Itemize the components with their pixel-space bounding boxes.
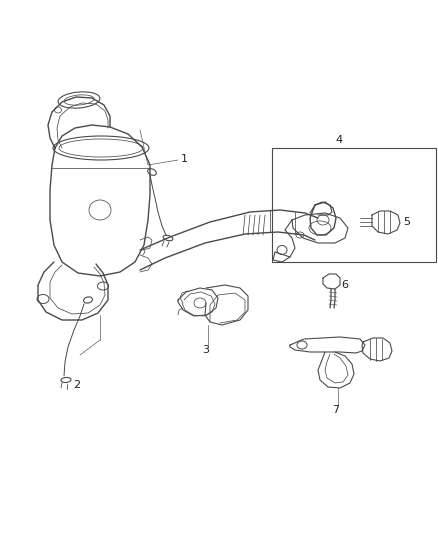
Text: 5: 5 [403, 217, 410, 227]
Bar [272, 148, 436, 262]
Text: 4: 4 [335, 135, 342, 145]
Text: 7: 7 [332, 405, 339, 415]
Text: 3: 3 [202, 345, 209, 355]
Text: 1: 1 [181, 154, 188, 164]
Text: 6: 6 [341, 280, 348, 290]
Text: 2: 2 [73, 380, 80, 390]
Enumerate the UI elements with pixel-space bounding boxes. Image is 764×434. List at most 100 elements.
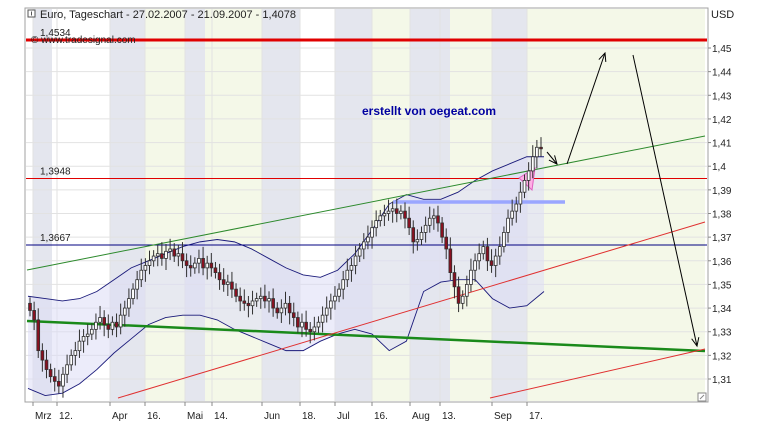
candle — [378, 209, 383, 227]
arrow-pullback — [546, 151, 558, 165]
candle — [448, 237, 453, 280]
arrow-down-target — [632, 54, 700, 348]
candle-body — [106, 324, 111, 330]
candle — [386, 199, 391, 221]
candle — [217, 263, 222, 290]
green-channel-upper-line — [26, 135, 706, 271]
candle — [403, 202, 407, 229]
candle-body — [432, 215, 436, 219]
candle — [275, 302, 280, 319]
candle-body — [40, 350, 45, 361]
y-tick-label: 1,41 — [712, 139, 732, 150]
candle-body — [440, 222, 444, 238]
y-tick-label: 1,4 — [712, 162, 726, 173]
candle — [497, 236, 502, 265]
candle — [168, 238, 172, 261]
candle — [283, 291, 288, 316]
candle-body — [353, 255, 358, 266]
candle — [85, 323, 90, 346]
candle — [122, 300, 127, 327]
candle — [160, 242, 164, 266]
candle-body — [436, 215, 440, 224]
candle — [176, 244, 181, 267]
candle — [135, 270, 139, 300]
candle — [465, 275, 469, 307]
candle-body — [160, 253, 164, 259]
candle-body — [205, 262, 210, 269]
candle-body — [118, 314, 123, 328]
candle-body — [407, 217, 411, 229]
candle — [44, 349, 49, 379]
candle-body — [110, 321, 115, 330]
candle-body — [502, 232, 506, 248]
candle — [423, 216, 428, 243]
candle-body — [226, 281, 230, 285]
candle — [419, 226, 424, 246]
candle — [246, 296, 251, 318]
candle-body — [197, 258, 201, 264]
resize-handle-icon[interactable] — [697, 392, 707, 402]
candlesticks — [28, 137, 543, 398]
candle-body — [98, 317, 102, 323]
candle — [32, 301, 36, 331]
candle — [184, 253, 189, 278]
x-tick-label: Jun — [264, 411, 280, 422]
arrow-up-target — [566, 51, 607, 165]
candle — [52, 367, 57, 392]
candle — [81, 329, 86, 353]
candle-body — [102, 317, 106, 326]
currency-label: USD — [711, 9, 734, 21]
candle-body — [147, 260, 152, 266]
candle — [510, 199, 514, 226]
candle — [48, 363, 53, 383]
bollinger-upper — [27, 156, 544, 302]
candle — [308, 322, 313, 344]
candle — [312, 316, 317, 341]
candle-body — [382, 213, 387, 217]
candle — [432, 208, 436, 230]
x-tick-label: 14. — [214, 411, 228, 422]
candle-body — [518, 191, 523, 205]
candle-body — [271, 298, 275, 309]
bollinger-lower — [27, 279, 545, 397]
level-label: 1,3948 — [40, 167, 71, 178]
candle — [506, 209, 510, 243]
x-tick-label: Apr — [112, 411, 128, 422]
candle — [526, 162, 531, 191]
candle — [61, 366, 65, 398]
candle-body — [90, 328, 94, 335]
green-support-line — [26, 319, 706, 353]
candle — [69, 349, 74, 371]
candle — [341, 270, 345, 300]
candle — [304, 310, 308, 337]
candle-body — [374, 220, 378, 229]
candle-body — [250, 300, 255, 307]
candle — [57, 369, 61, 394]
candle — [238, 287, 242, 312]
candle-body — [131, 288, 135, 300]
candle-body — [287, 302, 292, 314]
candle — [502, 226, 506, 253]
candle — [349, 258, 354, 282]
level-label: 1,3667 — [40, 233, 71, 244]
candle-body — [370, 227, 374, 238]
candle-body — [275, 307, 280, 314]
candle-body — [419, 232, 424, 240]
candle — [263, 284, 267, 309]
candle — [118, 303, 123, 335]
candle-body — [127, 298, 131, 309]
candle-body — [44, 359, 49, 370]
candle-body — [263, 295, 267, 302]
candle — [357, 243, 362, 262]
candle — [193, 257, 197, 274]
candle-body — [48, 369, 53, 378]
arrow-head — [548, 155, 558, 165]
candle-body — [481, 246, 486, 255]
y-tick-label: 1,42 — [712, 115, 732, 126]
candle-body — [267, 298, 271, 302]
arrow-shaft — [546, 151, 558, 165]
candle — [172, 243, 177, 262]
week-stripe — [527, 9, 705, 401]
x-tick-label: Aug — [412, 411, 430, 422]
candle-body — [246, 302, 251, 307]
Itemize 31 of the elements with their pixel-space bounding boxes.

☆ ☆ ☆ ☆ ☆

Goal: Give every line of the items above as a Markdown table with the columns Row and Line, numbering the rows and skipping any blank lines. Leave the pictures out.

Task solution:
| Row | Line |
|---|---|
| 1 | Itemize the components with their pixel-space bounding boxes. |
| 2 | Text: 5: 5 [403, 217, 410, 227] |
| 3 | Bar [272, 148, 436, 262] |
| 4 | Text: 4: 4 [335, 135, 342, 145] |
| 5 | Text: 7: 7 [332, 405, 339, 415] |
| 6 | Text: 3: 3 [202, 345, 209, 355] |
| 7 | Text: 1: 1 [181, 154, 188, 164] |
| 8 | Text: 6: 6 [341, 280, 348, 290] |
| 9 | Text: 2: 2 [73, 380, 80, 390] |
| 10 | Enumerate the UI elements with pixel-space bounding boxes. Image is 764×434. List at most 100 elements. |
| 11 | candle — [378, 209, 383, 227] |
| 12 | arrow-pullback — [546, 151, 558, 165] |
| 13 | candle — [448, 237, 453, 280] |
| 14 | arrow-down-target — [632, 54, 700, 348] |
| 15 | candle-body — [106, 324, 111, 330] |
| 16 | candle — [386, 199, 391, 221] |
| 17 | candle — [217, 263, 222, 290] |
| 18 | green-channel-upper-line — [26, 135, 706, 271] |
| 19 | candle — [403, 202, 407, 229] |
| 20 | candle-body — [432, 215, 436, 219] |
| 21 | candle — [275, 302, 280, 319] |
| 22 | candle-body — [40, 350, 45, 361] |
| 23 | y-tick-label: 1,41 — [712, 139, 732, 150] |
| 24 | candle-body — [440, 222, 444, 238] |
| 25 | y-tick-label: 1,4 — [712, 162, 726, 173] |
| 26 | candle — [497, 236, 502, 265] |
| 27 | candle — [168, 238, 172, 261] |
| 28 | candle — [283, 291, 288, 316] |
| 29 | candle-body — [353, 255, 358, 266] |
| 30 | candle — [85, 323, 90, 346] |
| 31 | candle — [122, 300, 127, 327] |
| 32 | candle — [160, 242, 164, 266] |
| 33 | candle-body — [436, 215, 440, 224] |
| 34 | candle — [176, 244, 181, 267] |
| 35 | candle — [135, 270, 139, 300] |
| 36 | candle — [465, 275, 469, 307] |
| 37 | candle-body — [160, 253, 164, 259] |
| 38 | candle-body — [205, 262, 210, 269] |
| 39 | candle-body — [118, 314, 123, 328] |
| 40 | candle-body — [407, 217, 411, 229] |
| 41 | candle — [44, 349, 49, 379] |
| 42 | candle-body — [110, 321, 115, 330] |
| 43 | candle-body — [502, 232, 506, 248] |
| 44 | candle — [423, 216, 428, 243] |
| 45 | candle-body — [226, 281, 230, 285] |
| 46 | candle — [419, 226, 424, 246] |
| 47 | candle — [246, 296, 251, 318] |
| 48 | candle-body — [197, 258, 201, 264] |
| 49 | resize-handle-icon[interactable] — [697, 392, 707, 402] |
| 50 | candlesticks — [28, 137, 543, 398] |
| 51 | candle-body — [98, 317, 102, 323] |
| 52 | candle — [32, 301, 36, 331] |
| 53 | candle — [184, 253, 189, 278] |
| 54 | x-tick-label: Jun — [264, 411, 280, 422] |
| 55 | arrow-up-target — [566, 51, 607, 165] |
| 56 | candle — [52, 367, 57, 392] |
| 57 | candle — [81, 329, 86, 353] |
| 58 | candle-body — [102, 317, 106, 326] |
| 59 | currency-label: USD — [711, 9, 734, 21] |
| 60 | candle-body — [147, 260, 152, 266] |
| 61 | candle — [510, 199, 514, 226] |
| 62 | candle — [48, 363, 53, 383] |
| 63 | bollinger-upper — [27, 156, 544, 302] |
| 64 | candle — [308, 322, 313, 344] |
| 65 | candle — [312, 316, 317, 341] |
| 66 | candle-body — [382, 213, 387, 217] |
| 67 | candle — [432, 208, 436, 230] |
| 68 | x-tick-label: 14. — [214, 411, 228, 422] |
| 69 | candle-body — [518, 191, 523, 205] |
| 70 | candle-body — [271, 298, 275, 309] |
| 71 | bollinger-lower — [27, 279, 545, 397] |
| 72 | level-label: 1,3948 — [40, 167, 71, 178] |
| 73 | candle — [506, 209, 510, 243] |
| 74 | x-tick-label: Apr — [112, 411, 128, 422] |
| 75 | candle — [526, 162, 531, 191] |
| 76 | candle — [61, 366, 65, 398] |
| 77 | candle-body — [90, 328, 94, 335] |
| 78 | green-support-line — [26, 319, 706, 353] |
| 79 | candle — [69, 349, 74, 371] |
| 80 | candle — [341, 270, 345, 300] |
| 81 | candle — [304, 310, 308, 337] |
| 82 | candle-body — [374, 220, 378, 229] |
| 83 | candle-body — [250, 300, 255, 307] |
| 84 | candle — [57, 369, 61, 394] |
| 85 | candle — [238, 287, 242, 312] |
| 86 | candle-body — [131, 288, 135, 300] |
| 87 | candle-body — [287, 302, 292, 314] |
| 88 | candle — [502, 226, 506, 253] |
| 89 | candle — [349, 258, 354, 282] |
| 90 | level-label: 1,3667 — [40, 233, 71, 244] |
| 91 | candle-body — [370, 227, 374, 238] |
| 92 | candle-body — [275, 307, 280, 314] |
| 93 | candle-body — [419, 232, 424, 240] |
| 94 | candle — [263, 284, 267, 309] |
| 95 | candle — [118, 303, 123, 335] |
| 96 | candle-body — [127, 298, 131, 309] |
| 97 | candle-body — [44, 359, 49, 370] |
| 98 | candle-body — [263, 295, 267, 302] |
| 99 | candle — [357, 243, 362, 262] |
| 100 | candle — [193, 257, 197, 274] |
| 101 | candle-body — [48, 369, 53, 378] |
| 102 | arrow-head — [548, 155, 558, 165] |
| 103 | candle-body — [481, 246, 486, 255] |
| 104 | y-tick-label: 1,42 — [712, 115, 732, 126] |
| 105 | candle-body — [267, 298, 271, 302] |
| 106 | arrow-shaft — [546, 151, 558, 165] |
| 107 | candle — [172, 243, 177, 262] |
| 108 | week-stripe — [527, 9, 705, 401] |
| 109 | x-tick-label: Aug — [412, 411, 430, 422] |
| 110 | candle-body — [246, 302, 251, 307] |
| 111 | Itemize 31 of the elements with their pixel-space bounding boxes. |